→ EXERCISE GOAL
Every record should be repeated exactly, except that pictures are left out.

-=-=-=-=-

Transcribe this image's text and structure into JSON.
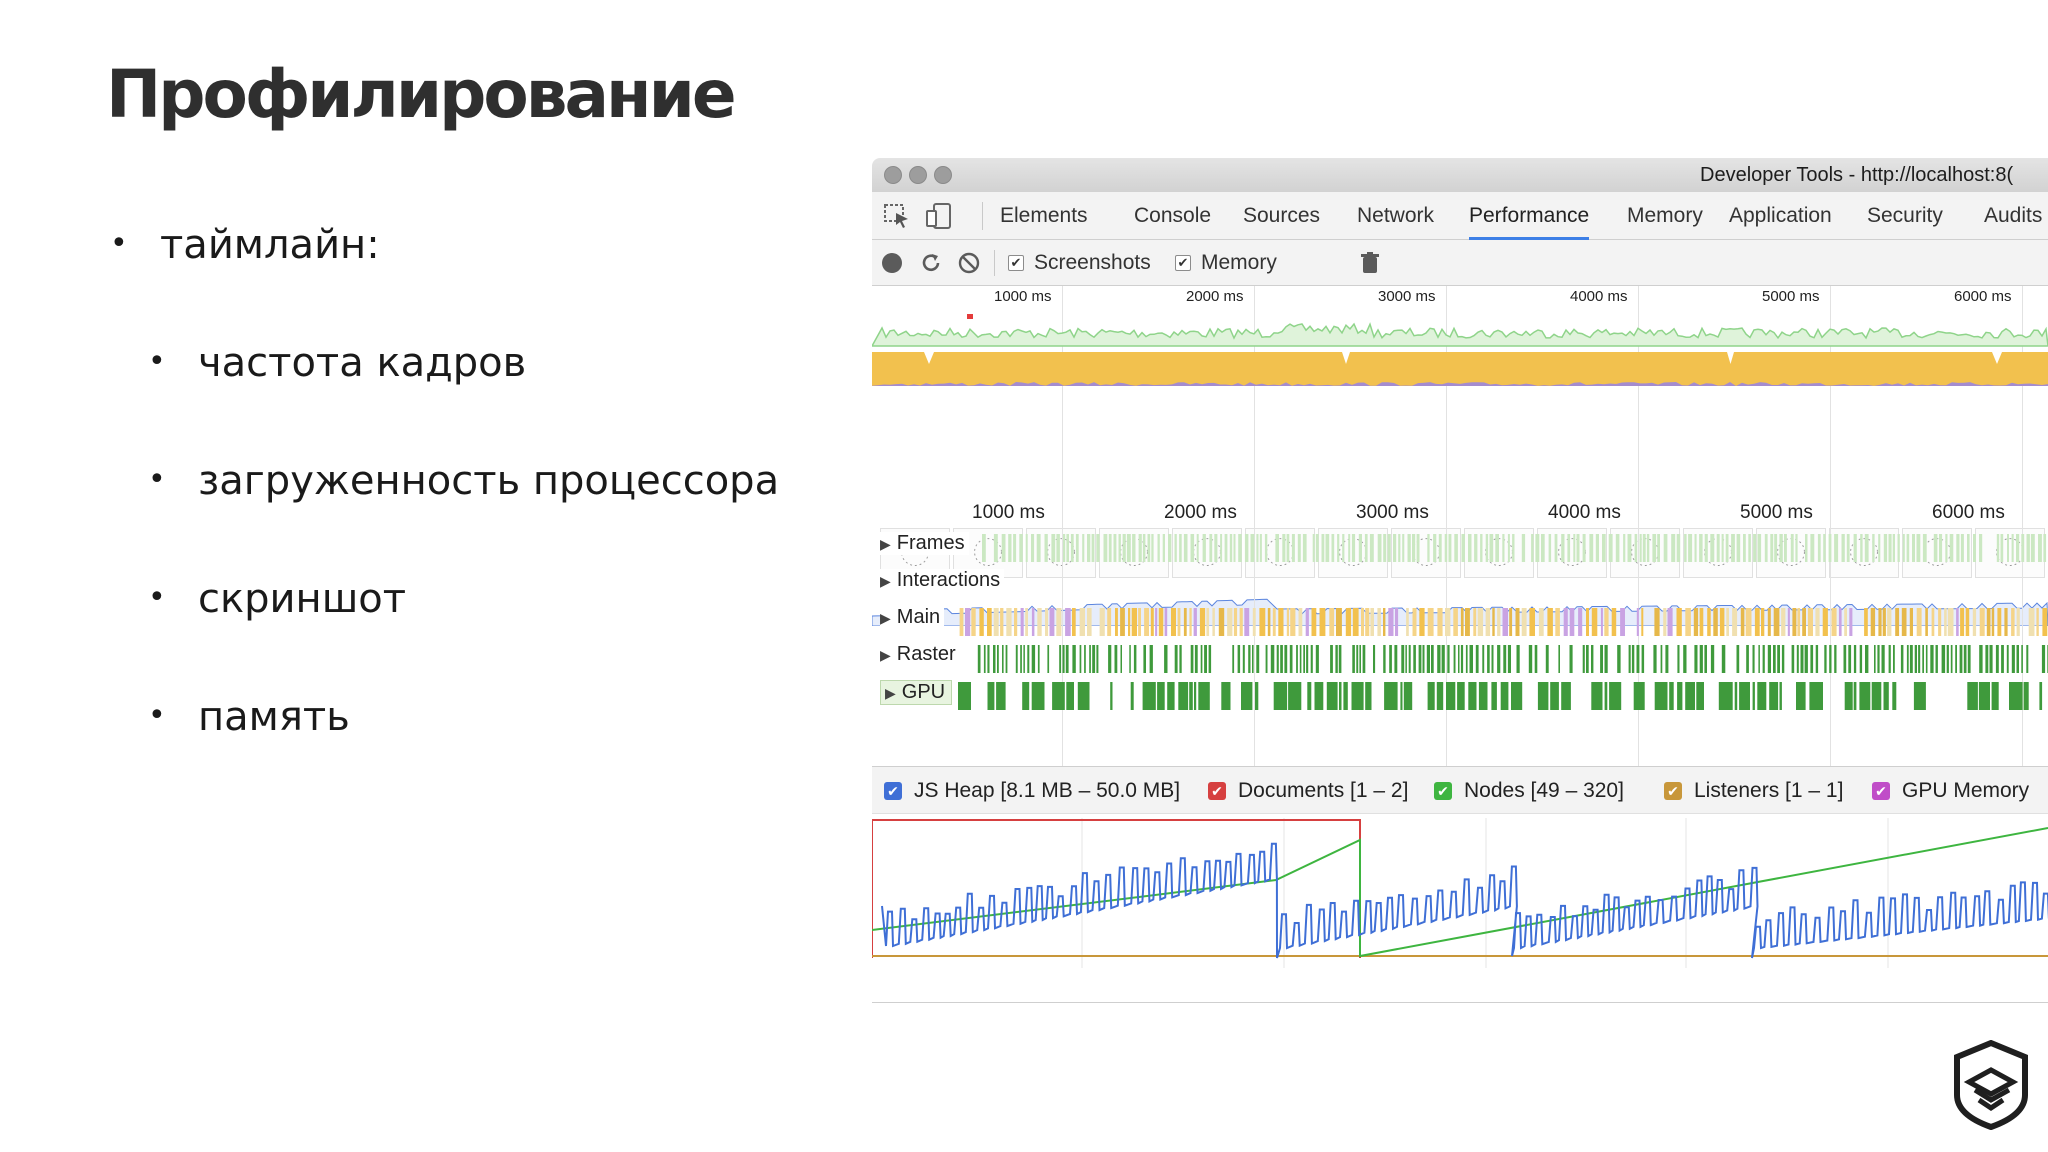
{
  "slide": {
    "title": "Профилирование",
    "bullets": [
      {
        "level": 1,
        "text": "таймлайн:"
      },
      {
        "level": 2,
        "text": "частота кадров"
      },
      {
        "level": 2,
        "text": "загруженность процессора"
      },
      {
        "level": 2,
        "text": "скриншот"
      },
      {
        "level": 2,
        "text": "память"
      }
    ]
  },
  "devtools": {
    "window_title": "Developer Tools - http://localhost:8(",
    "tabs": [
      {
        "label": "Elements",
        "active": false
      },
      {
        "label": "Console",
        "active": false
      },
      {
        "label": "Sources",
        "active": false
      },
      {
        "label": "Network",
        "active": false
      },
      {
        "label": "Performance",
        "active": true
      },
      {
        "label": "Memory",
        "active": false
      },
      {
        "label": "Application",
        "active": false
      },
      {
        "label": "Security",
        "active": false
      },
      {
        "label": "Audits",
        "active": false
      }
    ],
    "toolbar": {
      "screenshots_label": "Screenshots",
      "screenshots_checked": true,
      "memory_label": "Memory",
      "memory_checked": true
    },
    "overview_ruler": [
      "1000 ms",
      "2000 ms",
      "3000 ms",
      "4000 ms",
      "5000 ms",
      "6000 ms"
    ],
    "main_ruler": [
      "1000 ms",
      "2000 ms",
      "3000 ms",
      "4000 ms",
      "5000 ms",
      "6000 ms"
    ],
    "tracks": [
      {
        "label": "Frames"
      },
      {
        "label": "Interactions"
      },
      {
        "label": "Main"
      },
      {
        "label": "Raster"
      },
      {
        "label": "GPU"
      }
    ],
    "memory_legend": [
      {
        "label": "JS Heap [8.1 MB – 50.0 MB]",
        "color": "#3f6fd6",
        "checked": true
      },
      {
        "label": "Documents [1 – 2]",
        "color": "#d64040",
        "checked": true
      },
      {
        "label": "Nodes [49 – 320]",
        "color": "#3eb540",
        "checked": true
      },
      {
        "label": "Listeners [1 – 1]",
        "color": "#c8973a",
        "checked": true
      },
      {
        "label": "GPU Memory",
        "color": "#c04dc8",
        "checked": true
      }
    ],
    "colors": {
      "fps": "#8fd48a",
      "cpu_scripting": "#f2c14e",
      "cpu_rendering": "#9b86de",
      "frames": "#cbe8c2",
      "raster": "#3f9a3c",
      "gpu": "#3f9a3c",
      "accent": "#3d7fe6"
    }
  }
}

-=-=-=-=-

→ RESULT OF THIS TASK
Transcribe this image's text and structure into JSON.
{
  "slide": {
    "title": "Профилирование",
    "bullets": [
      {
        "level": 1,
        "text": "таймлайн:"
      },
      {
        "level": 2,
        "text": "частота кадров"
      },
      {
        "level": 2,
        "text": "загруженность процессора"
      },
      {
        "level": 2,
        "text": "скриншот"
      },
      {
        "level": 2,
        "text": "память"
      }
    ]
  },
  "devtools": {
    "window_title": "Developer Tools - http://localhost:8(",
    "tabs": [
      {
        "label": "Elements",
        "active": false
      },
      {
        "label": "Console",
        "active": false
      },
      {
        "label": "Sources",
        "active": false
      },
      {
        "label": "Network",
        "active": false
      },
      {
        "label": "Performance",
        "active": true
      },
      {
        "label": "Memory",
        "active": false
      },
      {
        "label": "Application",
        "active": false
      },
      {
        "label": "Security",
        "active": false
      },
      {
        "label": "Audits",
        "active": false
      }
    ],
    "toolbar": {
      "screenshots_label": "Screenshots",
      "screenshots_checked": true,
      "memory_label": "Memory",
      "memory_checked": true
    },
    "overview_ruler": [
      "1000 ms",
      "2000 ms",
      "3000 ms",
      "4000 ms",
      "5000 ms",
      "6000 ms"
    ],
    "main_ruler": [
      "1000 ms",
      "2000 ms",
      "3000 ms",
      "4000 ms",
      "5000 ms",
      "6000 ms"
    ],
    "tracks": [
      {
        "label": "Frames"
      },
      {
        "label": "Interactions"
      },
      {
        "label": "Main"
      },
      {
        "label": "Raster"
      },
      {
        "label": "GPU"
      }
    ],
    "memory_legend": [
      {
        "label": "JS Heap [8.1 MB – 50.0 MB]",
        "color": "#3f6fd6",
        "checked": true
      },
      {
        "label": "Documents [1 – 2]",
        "color": "#d64040",
        "checked": true
      },
      {
        "label": "Nodes [49 – 320]",
        "color": "#3eb540",
        "checked": true
      },
      {
        "label": "Listeners [1 – 1]",
        "color": "#c8973a",
        "checked": true
      },
      {
        "label": "GPU Memory",
        "color": "#c04dc8",
        "checked": true
      }
    ],
    "colors": {
      "fps": "#8fd48a",
      "cpu_scripting": "#f2c14e",
      "cpu_rendering": "#9b86de",
      "frames": "#cbe8c2",
      "raster": "#3f9a3c",
      "gpu": "#3f9a3c",
      "accent": "#3d7fe6"
    }
  }
}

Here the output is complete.